SELECTED PASSAGE
○ ○ ○ ○ ○
Teapot is not distributed with a text editor so you need to get one seperately. Consider trying out WinEdit2000; it's a mature shareware product for Windows which is easy to install and configure for teapot. WinEdit2000 is available at http://www.winedit.com/. Teapot has been tested to work with WinEdit2000 and Codewright 5.1. Other programmer's editor should work but have not been tested.

After you install a text editor install teapot.

Using Teapot with WinEdit2000

After installation of WinEdit2000 and teapot, you basically use WinEdit in ths same way you use Microsoft's notepad.exe You open files, you look at them as plain text, you edit, then you save to file. The only extra part with teapot is checking the edited file for XML well-formedness. This is what the teapot.exe program does: it reads a file and reports any well-formedness problems to the text editor. You could say well-formedness checking is the XML equivalent of spell checking.

In WinEdit2000 there is a Project menu. Its first menu item is Compile.... That's what you use to have teapot.exe parse an XML file. That's not very intuitive but then we are bending the rules here. After 'compiling' WinEdit can show us where the errors occured. Pull down the Search menu and select the Next Error item to be taken to the line where the well-formedness error occured. Next Error takes you to the first (and in our cases only) error. There is at most one error message for each run of the parser.

Read the error message in order to figure out what went wrong. The error message are not always very helpful. Error messages like 'mis-matched end tag' can sometimes point to one line but the error may actually have occured on some distant line. Eventually, you figure out what caused the well-formedness problem. Patch up the error and try to parse again. Keep repeating till the document passes the well-formedness test. That's all there is to it.

Limitations: teapot currently only does well-formedness checking. Validation could be done but has not been.

If you like toolbar buttons, you can make the Debug toolbar visible by pulling down the Edit menu, selecting Toolbars, and checking the box next to Debug. Doing so will also allow you to use the following two buttons to do the same thing as with the menus above.
○ ○ ○ ○ ○
DATASET EXCERPTS

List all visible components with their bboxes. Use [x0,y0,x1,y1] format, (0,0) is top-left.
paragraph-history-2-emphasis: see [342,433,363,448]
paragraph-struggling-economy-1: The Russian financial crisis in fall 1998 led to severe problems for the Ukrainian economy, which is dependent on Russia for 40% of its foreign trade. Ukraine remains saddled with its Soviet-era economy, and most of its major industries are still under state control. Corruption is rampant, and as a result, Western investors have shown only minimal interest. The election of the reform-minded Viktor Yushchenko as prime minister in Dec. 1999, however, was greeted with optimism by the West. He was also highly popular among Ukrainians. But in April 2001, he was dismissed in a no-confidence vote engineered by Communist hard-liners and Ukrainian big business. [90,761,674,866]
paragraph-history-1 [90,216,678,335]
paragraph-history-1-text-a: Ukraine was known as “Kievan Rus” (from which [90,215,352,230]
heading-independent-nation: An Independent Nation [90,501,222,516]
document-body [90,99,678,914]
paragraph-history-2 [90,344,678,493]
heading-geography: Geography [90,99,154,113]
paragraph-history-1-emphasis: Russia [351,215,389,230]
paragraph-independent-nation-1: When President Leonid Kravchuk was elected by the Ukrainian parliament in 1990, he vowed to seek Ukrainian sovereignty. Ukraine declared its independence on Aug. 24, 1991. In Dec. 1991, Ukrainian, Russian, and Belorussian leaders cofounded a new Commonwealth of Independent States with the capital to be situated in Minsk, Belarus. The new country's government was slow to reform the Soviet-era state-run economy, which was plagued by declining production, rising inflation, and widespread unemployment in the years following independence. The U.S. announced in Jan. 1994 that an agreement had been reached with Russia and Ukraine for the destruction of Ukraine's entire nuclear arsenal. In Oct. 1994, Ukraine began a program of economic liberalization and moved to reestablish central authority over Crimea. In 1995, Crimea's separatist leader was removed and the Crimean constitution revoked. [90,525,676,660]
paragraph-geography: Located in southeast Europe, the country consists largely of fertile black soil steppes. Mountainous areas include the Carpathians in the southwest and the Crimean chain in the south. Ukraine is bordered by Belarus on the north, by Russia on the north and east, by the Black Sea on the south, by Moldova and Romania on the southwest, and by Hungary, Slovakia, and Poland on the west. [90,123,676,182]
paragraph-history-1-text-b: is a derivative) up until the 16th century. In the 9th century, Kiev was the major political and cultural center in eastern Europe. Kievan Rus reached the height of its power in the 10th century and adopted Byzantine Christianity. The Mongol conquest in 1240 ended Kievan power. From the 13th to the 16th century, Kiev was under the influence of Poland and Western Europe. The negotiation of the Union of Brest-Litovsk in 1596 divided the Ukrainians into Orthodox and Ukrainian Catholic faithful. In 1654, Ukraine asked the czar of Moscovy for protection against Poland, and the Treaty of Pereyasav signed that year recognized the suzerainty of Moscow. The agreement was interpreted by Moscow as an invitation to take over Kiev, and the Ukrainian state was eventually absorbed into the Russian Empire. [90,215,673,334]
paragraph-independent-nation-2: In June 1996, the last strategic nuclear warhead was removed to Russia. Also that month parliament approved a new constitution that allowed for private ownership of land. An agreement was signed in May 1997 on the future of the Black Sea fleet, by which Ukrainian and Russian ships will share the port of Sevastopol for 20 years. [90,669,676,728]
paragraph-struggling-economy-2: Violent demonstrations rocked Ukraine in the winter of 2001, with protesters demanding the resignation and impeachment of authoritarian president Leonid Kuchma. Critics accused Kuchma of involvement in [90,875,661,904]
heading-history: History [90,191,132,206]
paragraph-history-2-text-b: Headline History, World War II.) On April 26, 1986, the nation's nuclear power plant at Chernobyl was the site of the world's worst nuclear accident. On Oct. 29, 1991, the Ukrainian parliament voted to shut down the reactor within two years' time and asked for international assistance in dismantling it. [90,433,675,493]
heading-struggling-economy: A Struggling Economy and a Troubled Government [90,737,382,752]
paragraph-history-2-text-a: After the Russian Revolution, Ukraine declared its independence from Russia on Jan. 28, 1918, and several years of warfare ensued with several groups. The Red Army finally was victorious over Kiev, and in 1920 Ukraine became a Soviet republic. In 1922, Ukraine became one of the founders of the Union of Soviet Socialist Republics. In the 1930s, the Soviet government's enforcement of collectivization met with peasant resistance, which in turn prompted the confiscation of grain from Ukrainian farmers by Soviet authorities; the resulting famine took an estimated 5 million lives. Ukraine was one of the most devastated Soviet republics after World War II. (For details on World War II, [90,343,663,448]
○ ○ ○ ○ ○
HOW TO COMPLETE THIS TASK
In the teapot guide, why does choosing Next Error take you to only one error after a parse?

SOLUTION
Each run of the parser produces at most one error message. Next Error therefore goes to the first error, which is also the only one reported.